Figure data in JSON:

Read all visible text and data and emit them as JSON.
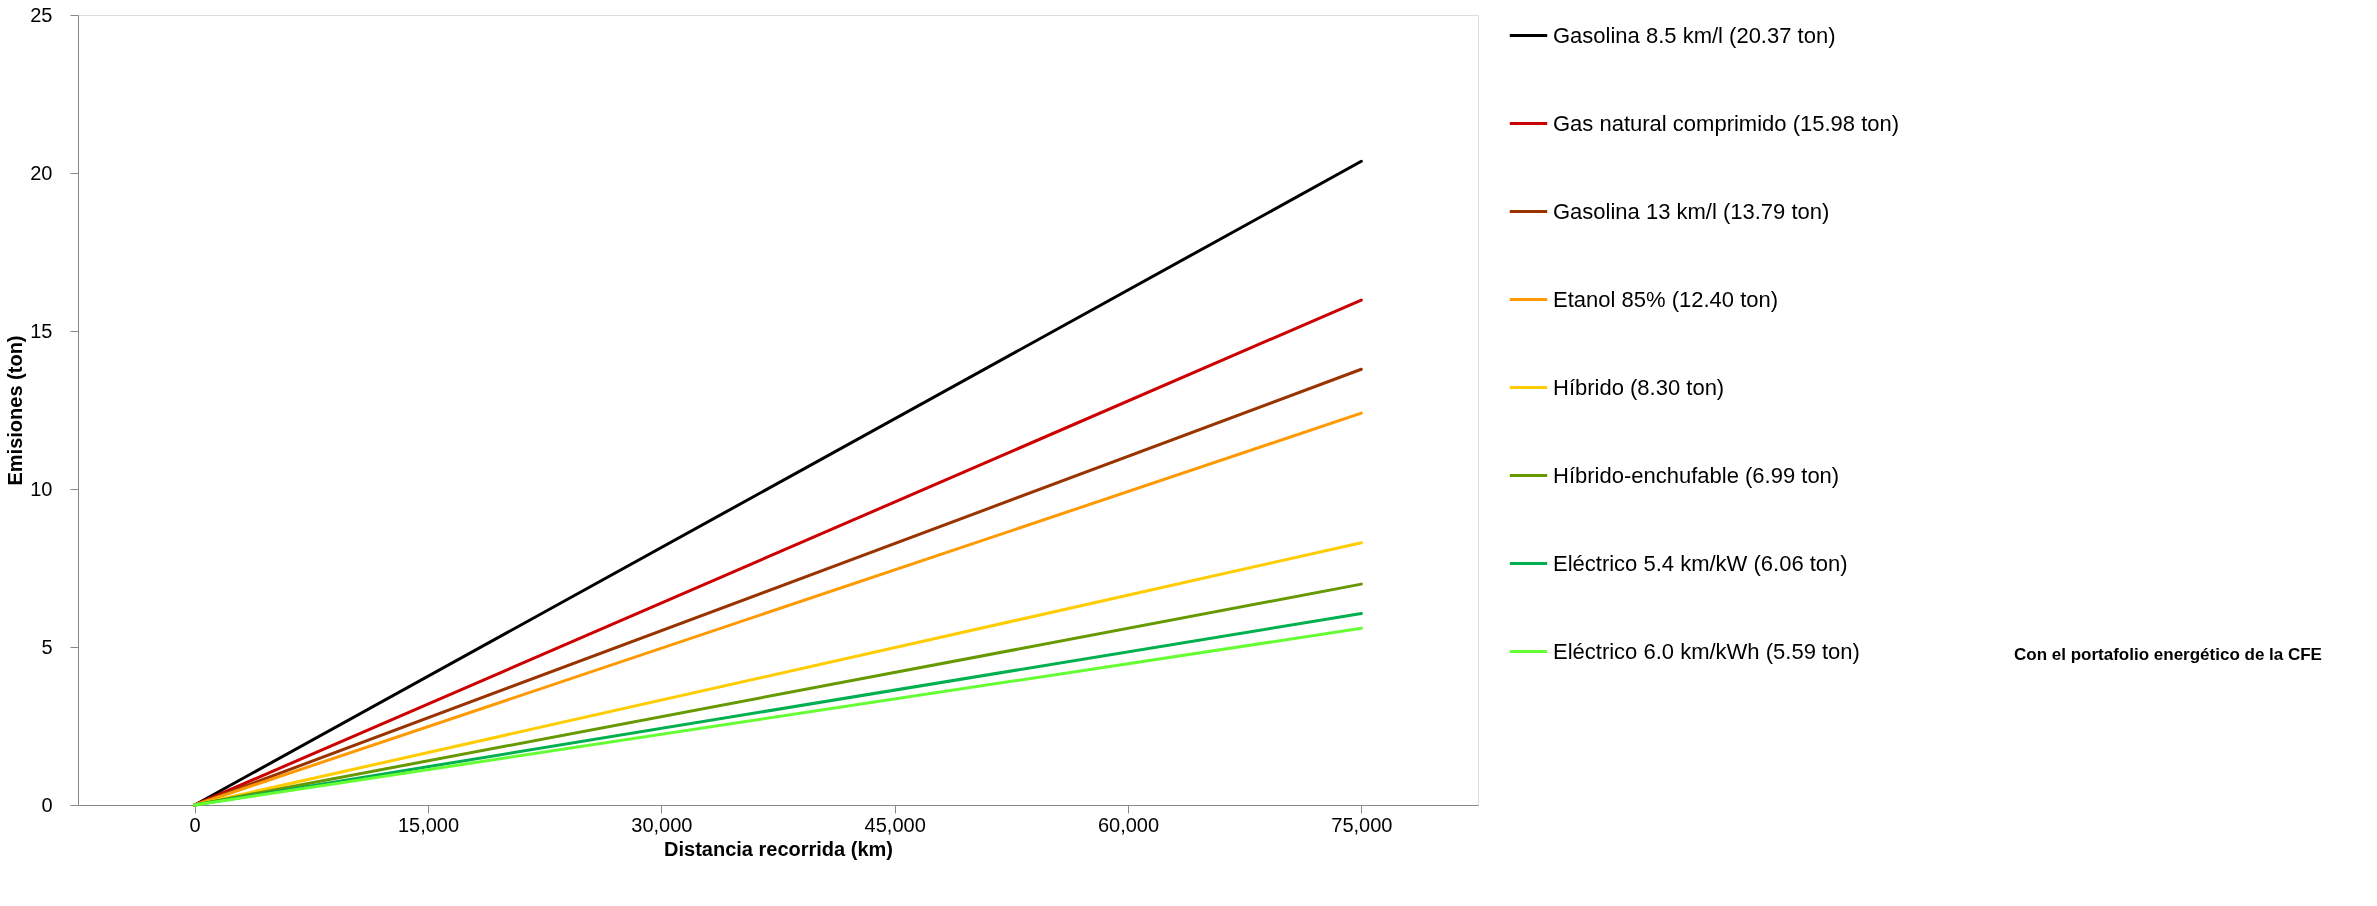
{
  "chart_data": {
    "type": "line",
    "xlabel": "Distancia recorrida (km)",
    "ylabel": "Emisiones (ton)",
    "x": [
      0,
      75000
    ],
    "xlim": [
      -7500,
      82500
    ],
    "xticks": [
      {
        "value": 0,
        "label": "0"
      },
      {
        "value": 15000,
        "label": "15,000"
      },
      {
        "value": 30000,
        "label": "30,000"
      },
      {
        "value": 45000,
        "label": "45,000"
      },
      {
        "value": 60000,
        "label": "60,000"
      },
      {
        "value": 75000,
        "label": "75,000"
      }
    ],
    "ylim": [
      0,
      25
    ],
    "yticks": [
      0,
      5,
      10,
      15,
      20,
      25
    ],
    "grid": false,
    "legend": "right",
    "marker": "none",
    "line_style": "solid",
    "series": [
      {
        "name": "Gasolina 8.5 km/l (20.37 ton)",
        "color": "#000000",
        "values": [
          0,
          20.37
        ]
      },
      {
        "name": "Gas natural comprimido (15.98 ton)",
        "color": "#cc0000",
        "values": [
          0,
          15.98
        ]
      },
      {
        "name": "Gasolina 13 km/l (13.79 ton)",
        "color": "#993300",
        "values": [
          0,
          13.79
        ]
      },
      {
        "name": "Etanol 85% (12.40 ton)",
        "color": "#ff9900",
        "values": [
          0,
          12.4
        ]
      },
      {
        "name": "Híbrido (8.30 ton)",
        "color": "#ffcc00",
        "values": [
          0,
          8.3
        ]
      },
      {
        "name": "Híbrido-enchufable (6.99 ton)",
        "color": "#669900",
        "values": [
          0,
          6.99
        ]
      },
      {
        "name": "Eléctrico 5.4 km/kW (6.06 ton)",
        "color": "#00b050",
        "values": [
          0,
          6.06
        ]
      },
      {
        "name": "Eléctrico 6.0 km/kWh (5.59 ton)",
        "color": "#66ff33",
        "values": [
          0,
          5.59
        ]
      }
    ],
    "annotations": [
      "Con el portafolio energético de la CFE"
    ]
  }
}
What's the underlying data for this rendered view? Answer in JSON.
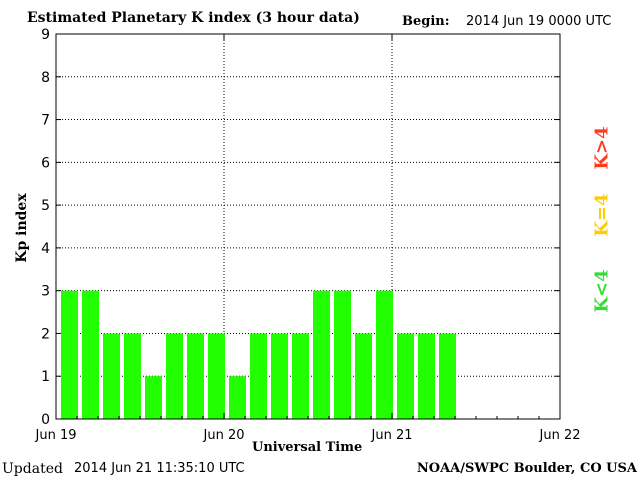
{
  "header": {
    "title": "Estimated Planetary K index (3 hour data)",
    "begin_label": "Begin:",
    "begin_value": "2014 Jun 19 0000 UTC"
  },
  "footer": {
    "updated_label": "Updated",
    "updated_value": "2014 Jun 21 11:35:10 UTC",
    "credit": "NOAA/SWPC Boulder, CO USA"
  },
  "legend": {
    "low": "K<4",
    "mid": "K=4",
    "high": "K>4",
    "colors": {
      "low": "#22ff00",
      "mid": "#ffcc00",
      "high": "#ff3b1f"
    }
  },
  "chart_data": {
    "type": "bar",
    "title": "Estimated Planetary K index (3 hour data)",
    "xlabel": "Universal Time",
    "ylabel": "Kp index",
    "ylim": [
      0,
      9
    ],
    "yticks": [
      0,
      1,
      2,
      3,
      4,
      5,
      6,
      7,
      8,
      9
    ],
    "xticks": [
      "Jun 19",
      "Jun 20",
      "Jun 21",
      "Jun 22"
    ],
    "x_range_days": 3,
    "bins_per_day": 8,
    "grid": true,
    "bar_color": "#22ff00",
    "values": [
      3,
      3,
      2,
      2,
      1,
      2,
      2,
      2,
      1,
      2,
      2,
      2,
      3,
      3,
      2,
      3,
      2,
      2,
      2
    ]
  }
}
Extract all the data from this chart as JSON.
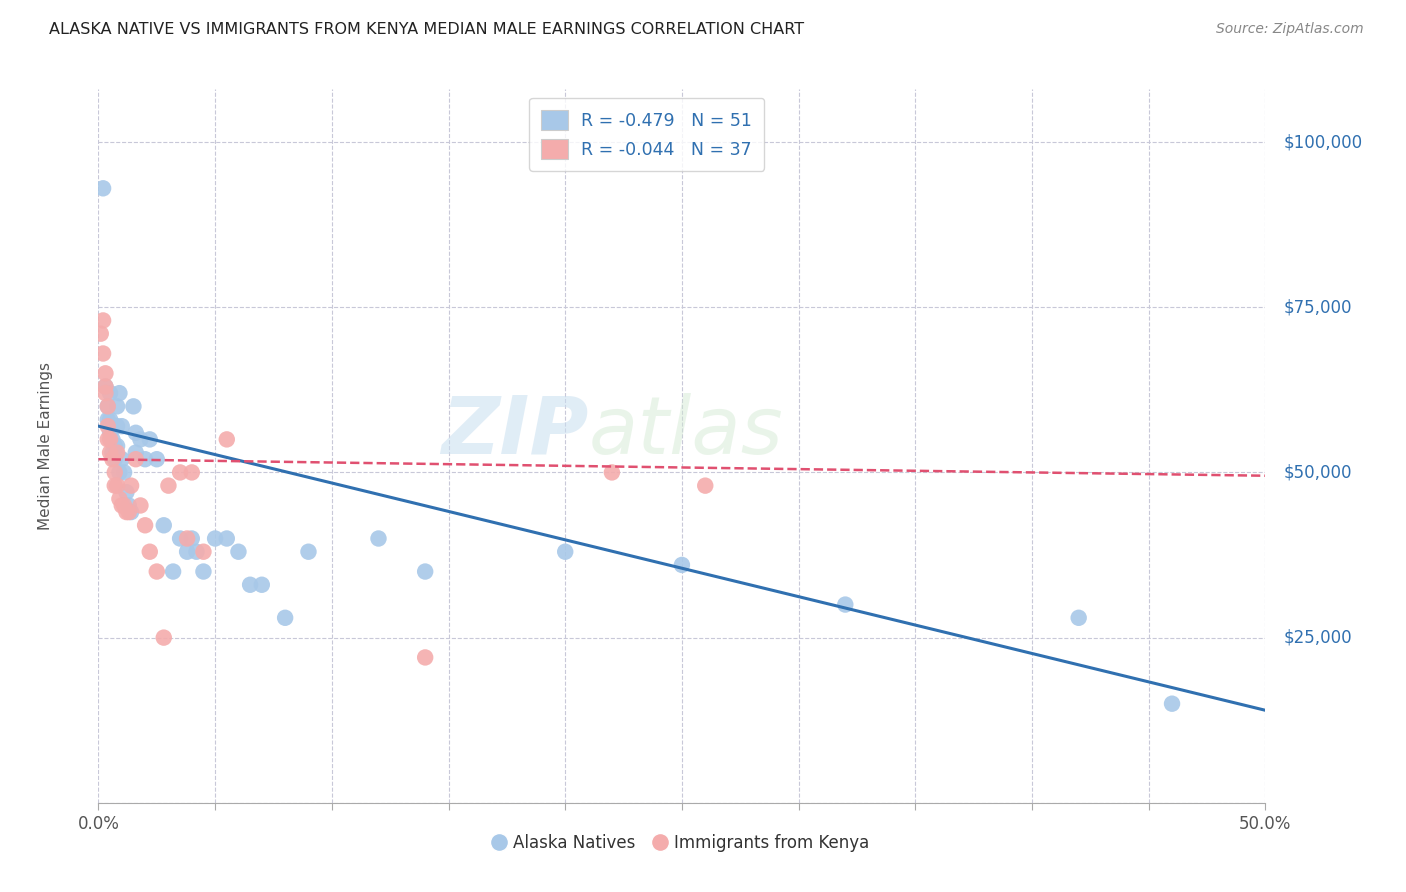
{
  "title": "ALASKA NATIVE VS IMMIGRANTS FROM KENYA MEDIAN MALE EARNINGS CORRELATION CHART",
  "source": "Source: ZipAtlas.com",
  "ylabel": "Median Male Earnings",
  "ytick_values": [
    0,
    25000,
    50000,
    75000,
    100000
  ],
  "ytick_labels": [
    "",
    "$25,000",
    "$50,000",
    "$75,000",
    "$100,000"
  ],
  "xlim": [
    0.0,
    0.5
  ],
  "ylim": [
    0,
    108000
  ],
  "watermark_zip": "ZIP",
  "watermark_atlas": "atlas",
  "legend_r1": "R = -0.479   N = 51",
  "legend_r2": "R = -0.044   N = 37",
  "blue_color": "#A8C8E8",
  "pink_color": "#F4ACAC",
  "line_blue": "#3070B0",
  "line_pink": "#E05070",
  "background": "#ffffff",
  "grid_color": "#C8C8D8",
  "alaska_x": [
    0.002,
    0.003,
    0.004,
    0.004,
    0.005,
    0.005,
    0.005,
    0.006,
    0.006,
    0.007,
    0.007,
    0.007,
    0.008,
    0.008,
    0.008,
    0.009,
    0.009,
    0.01,
    0.01,
    0.011,
    0.012,
    0.013,
    0.014,
    0.015,
    0.016,
    0.016,
    0.018,
    0.02,
    0.022,
    0.025,
    0.028,
    0.032,
    0.035,
    0.038,
    0.04,
    0.042,
    0.045,
    0.05,
    0.055,
    0.06,
    0.065,
    0.07,
    0.08,
    0.09,
    0.12,
    0.14,
    0.2,
    0.25,
    0.32,
    0.42,
    0.46
  ],
  "alaska_y": [
    93000,
    63000,
    60000,
    58000,
    62000,
    58000,
    56000,
    55000,
    53000,
    57000,
    54000,
    52000,
    60000,
    57000,
    54000,
    50000,
    62000,
    57000,
    52000,
    50000,
    47000,
    45000,
    44000,
    60000,
    56000,
    53000,
    55000,
    52000,
    55000,
    52000,
    42000,
    35000,
    40000,
    38000,
    40000,
    38000,
    35000,
    40000,
    40000,
    38000,
    33000,
    33000,
    28000,
    38000,
    40000,
    35000,
    38000,
    36000,
    30000,
    28000,
    15000
  ],
  "kenya_x": [
    0.001,
    0.002,
    0.002,
    0.003,
    0.003,
    0.003,
    0.004,
    0.004,
    0.004,
    0.005,
    0.005,
    0.006,
    0.007,
    0.007,
    0.008,
    0.008,
    0.009,
    0.01,
    0.011,
    0.012,
    0.013,
    0.014,
    0.016,
    0.018,
    0.02,
    0.022,
    0.025,
    0.028,
    0.03,
    0.035,
    0.038,
    0.04,
    0.045,
    0.055,
    0.14,
    0.22,
    0.26
  ],
  "kenya_y": [
    71000,
    73000,
    68000,
    65000,
    63000,
    62000,
    60000,
    57000,
    55000,
    55000,
    53000,
    52000,
    50000,
    48000,
    48000,
    53000,
    46000,
    45000,
    45000,
    44000,
    44000,
    48000,
    52000,
    45000,
    42000,
    38000,
    35000,
    25000,
    48000,
    50000,
    40000,
    50000,
    38000,
    55000,
    22000,
    50000,
    48000
  ],
  "blue_trendline_x0": 0.0,
  "blue_trendline_y0": 57000,
  "blue_trendline_x1": 0.5,
  "blue_trendline_y1": 14000,
  "pink_trendline_x0": 0.0,
  "pink_trendline_y0": 52000,
  "pink_trendline_x1": 0.5,
  "pink_trendline_y1": 49500,
  "xtick_positions": [
    0.0,
    0.05,
    0.1,
    0.15,
    0.2,
    0.25,
    0.3,
    0.35,
    0.4,
    0.45,
    0.5
  ],
  "bottom_legend_labels": [
    "Alaska Natives",
    "Immigrants from Kenya"
  ]
}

* Set exercise: Please set down each line of the data above exactly as written, without the pictures.

* Answer to the exercise:
Read all visible text and data and emit them as JSON.
{
  "chart_data": {
    "type": "line",
    "xlabel": "Distancia recorrida (km)",
    "ylabel": "Emisiones (ton)",
    "x": [
      0,
      75000
    ],
    "xlim": [
      -7500,
      82500
    ],
    "xticks": [
      {
        "value": 0,
        "label": "0"
      },
      {
        "value": 15000,
        "label": "15,000"
      },
      {
        "value": 30000,
        "label": "30,000"
      },
      {
        "value": 45000,
        "label": "45,000"
      },
      {
        "value": 60000,
        "label": "60,000"
      },
      {
        "value": 75000,
        "label": "75,000"
      }
    ],
    "ylim": [
      0,
      25
    ],
    "yticks": [
      0,
      5,
      10,
      15,
      20,
      25
    ],
    "grid": false,
    "legend": "right",
    "marker": "none",
    "line_style": "solid",
    "series": [
      {
        "name": "Gasolina 8.5 km/l (20.37 ton)",
        "color": "#000000",
        "values": [
          0,
          20.37
        ]
      },
      {
        "name": "Gas natural comprimido (15.98 ton)",
        "color": "#cc0000",
        "values": [
          0,
          15.98
        ]
      },
      {
        "name": "Gasolina 13 km/l (13.79 ton)",
        "color": "#993300",
        "values": [
          0,
          13.79
        ]
      },
      {
        "name": "Etanol 85% (12.40 ton)",
        "color": "#ff9900",
        "values": [
          0,
          12.4
        ]
      },
      {
        "name": "Híbrido (8.30 ton)",
        "color": "#ffcc00",
        "values": [
          0,
          8.3
        ]
      },
      {
        "name": "Híbrido-enchufable (6.99 ton)",
        "color": "#669900",
        "values": [
          0,
          6.99
        ]
      },
      {
        "name": "Eléctrico 5.4 km/kW (6.06 ton)",
        "color": "#00b050",
        "values": [
          0,
          6.06
        ]
      },
      {
        "name": "Eléctrico 6.0 km/kWh (5.59 ton)",
        "color": "#66ff33",
        "values": [
          0,
          5.59
        ]
      }
    ],
    "annotations": [
      "Con el portafolio energético de la CFE"
    ]
  }
}
What's the underlying data for this rendered view? Answer in JSON.
{
  "header": {
    "title": "Estimated Planetary K index (3 hour data)",
    "begin_label": "Begin:",
    "begin_value": "2014 Jun 19 0000 UTC"
  },
  "footer": {
    "updated_label": "Updated",
    "updated_value": "2014 Jun 21 11:35:10 UTC",
    "credit": "NOAA/SWPC Boulder, CO USA"
  },
  "legend": {
    "low": "K<4",
    "mid": "K=4",
    "high": "K>4",
    "colors": {
      "low": "#22ff00",
      "mid": "#ffcc00",
      "high": "#ff3b1f"
    }
  },
  "chart_data": {
    "type": "bar",
    "title": "Estimated Planetary K index (3 hour data)",
    "xlabel": "Universal Time",
    "ylabel": "Kp index",
    "ylim": [
      0,
      9
    ],
    "yticks": [
      0,
      1,
      2,
      3,
      4,
      5,
      6,
      7,
      8,
      9
    ],
    "xticks": [
      "Jun 19",
      "Jun 20",
      "Jun 21",
      "Jun 22"
    ],
    "x_range_days": 3,
    "bins_per_day": 8,
    "grid": true,
    "bar_color": "#22ff00",
    "values": [
      3,
      3,
      2,
      2,
      1,
      2,
      2,
      2,
      1,
      2,
      2,
      2,
      3,
      3,
      2,
      3,
      2,
      2,
      2
    ]
  }
}
Extract all the data from this chart as JSON.
{
  "title": "ALASKA NATIVE VS IMMIGRANTS FROM KENYA MEDIAN MALE EARNINGS CORRELATION CHART",
  "source": "Source: ZipAtlas.com",
  "ylabel": "Median Male Earnings",
  "ytick_values": [
    0,
    25000,
    50000,
    75000,
    100000
  ],
  "ytick_labels": [
    "",
    "$25,000",
    "$50,000",
    "$75,000",
    "$100,000"
  ],
  "xlim": [
    0.0,
    0.5
  ],
  "ylim": [
    0,
    108000
  ],
  "watermark_zip": "ZIP",
  "watermark_atlas": "atlas",
  "legend_r1": "R = -0.479   N = 51",
  "legend_r2": "R = -0.044   N = 37",
  "blue_color": "#A8C8E8",
  "pink_color": "#F4ACAC",
  "line_blue": "#3070B0",
  "line_pink": "#E05070",
  "background": "#ffffff",
  "grid_color": "#C8C8D8",
  "alaska_x": [
    0.002,
    0.003,
    0.004,
    0.004,
    0.005,
    0.005,
    0.005,
    0.006,
    0.006,
    0.007,
    0.007,
    0.007,
    0.008,
    0.008,
    0.008,
    0.009,
    0.009,
    0.01,
    0.01,
    0.011,
    0.012,
    0.013,
    0.014,
    0.015,
    0.016,
    0.016,
    0.018,
    0.02,
    0.022,
    0.025,
    0.028,
    0.032,
    0.035,
    0.038,
    0.04,
    0.042,
    0.045,
    0.05,
    0.055,
    0.06,
    0.065,
    0.07,
    0.08,
    0.09,
    0.12,
    0.14,
    0.2,
    0.25,
    0.32,
    0.42,
    0.46
  ],
  "alaska_y": [
    93000,
    63000,
    60000,
    58000,
    62000,
    58000,
    56000,
    55000,
    53000,
    57000,
    54000,
    52000,
    60000,
    57000,
    54000,
    50000,
    62000,
    57000,
    52000,
    50000,
    47000,
    45000,
    44000,
    60000,
    56000,
    53000,
    55000,
    52000,
    55000,
    52000,
    42000,
    35000,
    40000,
    38000,
    40000,
    38000,
    35000,
    40000,
    40000,
    38000,
    33000,
    33000,
    28000,
    38000,
    40000,
    35000,
    38000,
    36000,
    30000,
    28000,
    15000
  ],
  "kenya_x": [
    0.001,
    0.002,
    0.002,
    0.003,
    0.003,
    0.003,
    0.004,
    0.004,
    0.004,
    0.005,
    0.005,
    0.006,
    0.007,
    0.007,
    0.008,
    0.008,
    0.009,
    0.01,
    0.011,
    0.012,
    0.013,
    0.014,
    0.016,
    0.018,
    0.02,
    0.022,
    0.025,
    0.028,
    0.03,
    0.035,
    0.038,
    0.04,
    0.045,
    0.055,
    0.14,
    0.22,
    0.26
  ],
  "kenya_y": [
    71000,
    73000,
    68000,
    65000,
    63000,
    62000,
    60000,
    57000,
    55000,
    55000,
    53000,
    52000,
    50000,
    48000,
    48000,
    53000,
    46000,
    45000,
    45000,
    44000,
    44000,
    48000,
    52000,
    45000,
    42000,
    38000,
    35000,
    25000,
    48000,
    50000,
    40000,
    50000,
    38000,
    55000,
    22000,
    50000,
    48000
  ],
  "blue_trendline_x0": 0.0,
  "blue_trendline_y0": 57000,
  "blue_trendline_x1": 0.5,
  "blue_trendline_y1": 14000,
  "pink_trendline_x0": 0.0,
  "pink_trendline_y0": 52000,
  "pink_trendline_x1": 0.5,
  "pink_trendline_y1": 49500,
  "xtick_positions": [
    0.0,
    0.05,
    0.1,
    0.15,
    0.2,
    0.25,
    0.3,
    0.35,
    0.4,
    0.45,
    0.5
  ],
  "bottom_legend_labels": [
    "Alaska Natives",
    "Immigrants from Kenya"
  ]
}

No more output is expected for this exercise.